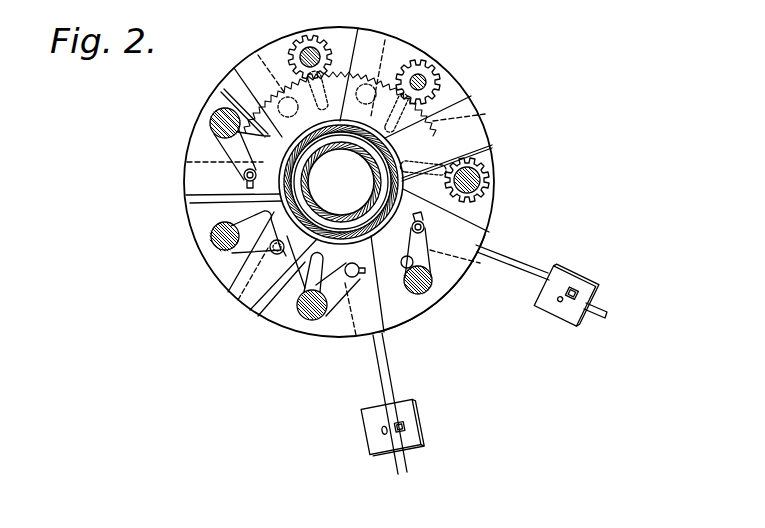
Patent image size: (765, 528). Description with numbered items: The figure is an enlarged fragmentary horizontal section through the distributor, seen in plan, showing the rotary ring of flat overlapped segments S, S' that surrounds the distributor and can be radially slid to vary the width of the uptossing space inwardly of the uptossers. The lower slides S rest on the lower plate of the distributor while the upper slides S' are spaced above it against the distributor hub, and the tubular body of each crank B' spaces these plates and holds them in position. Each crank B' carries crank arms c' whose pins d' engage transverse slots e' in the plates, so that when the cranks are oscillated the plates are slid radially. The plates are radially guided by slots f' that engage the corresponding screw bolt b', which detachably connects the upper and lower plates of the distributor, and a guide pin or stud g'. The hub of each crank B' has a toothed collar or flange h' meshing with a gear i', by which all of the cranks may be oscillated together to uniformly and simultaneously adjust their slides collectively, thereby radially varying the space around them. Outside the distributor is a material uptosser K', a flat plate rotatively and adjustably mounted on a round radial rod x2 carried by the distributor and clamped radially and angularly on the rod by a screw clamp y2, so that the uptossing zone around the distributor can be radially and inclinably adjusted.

The overlapped segments S is at (339, 182).
The overlapped segments S' is at (432, 288).
The gear i' is at (448, 96).
The toothed collar or flange h' is at (484, 180).
The crank B' is at (219, 232).
The crank arms c' is at (229, 260).
The pins d' is at (237, 264).
The transverse slots e' is at (278, 288).
The slots f' is at (297, 305).
The guide pin or stud g' is at (331, 312).
The bolt b' is at (440, 259).
The uptosser K' is at (566, 286).
The screw clamp y2 is at (592, 300).
The round radial rod x2 is at (607, 318).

> _WORK TO DO_
Reproduce every item above word for word, leaving out the pictures.

> _SOLVED EXERCISE_
Patent image size: (765, 528). Description with numbered items: The figure is an enlarged fragmentary horizontal section through the distributor, seen in plan, showing the rotary ring of flat overlapped segments S, S' that surrounds the distributor and can be radially slid to vary the width of the uptossing space inwardly of the uptossers. The lower slides S rest on the lower plate of the distributor while the upper slides S' are spaced above it against the distributor hub, and the tubular body of each crank B' spaces these plates and holds them in position. Each crank B' carries crank arms c' whose pins d' engage transverse slots e' in the plates, so that when the cranks are oscillated the plates are slid radially. The plates are radially guided by slots f' that engage the corresponding screw bolt b', which detachably connects the upper and lower plates of the distributor, and a guide pin or stud g'. The hub of each crank B' has a toothed collar or flange h' meshing with a gear i', by which all of the cranks may be oscillated together to uniformly and simultaneously adjust their slides collectively, thereby radially varying the space around them. Outside the distributor is a material uptosser K', a flat plate rotatively and adjustably mounted on a round radial rod x2 carried by the distributor and clamped radially and angularly on the rod by a screw clamp y2, so that the uptossing zone around the distributor can be radially and inclinably adjusted.

The overlapped segments S is at (339, 182).
The overlapped segments S' is at (432, 288).
The gear i' is at (448, 96).
The toothed collar or flange h' is at (484, 180).
The crank B' is at (219, 232).
The crank arms c' is at (229, 260).
The pins d' is at (237, 264).
The transverse slots e' is at (278, 288).
The slots f' is at (297, 305).
The guide pin or stud g' is at (331, 312).
The bolt b' is at (440, 259).
The uptosser K' is at (566, 286).
The screw clamp y2 is at (592, 300).
The round radial rod x2 is at (607, 318).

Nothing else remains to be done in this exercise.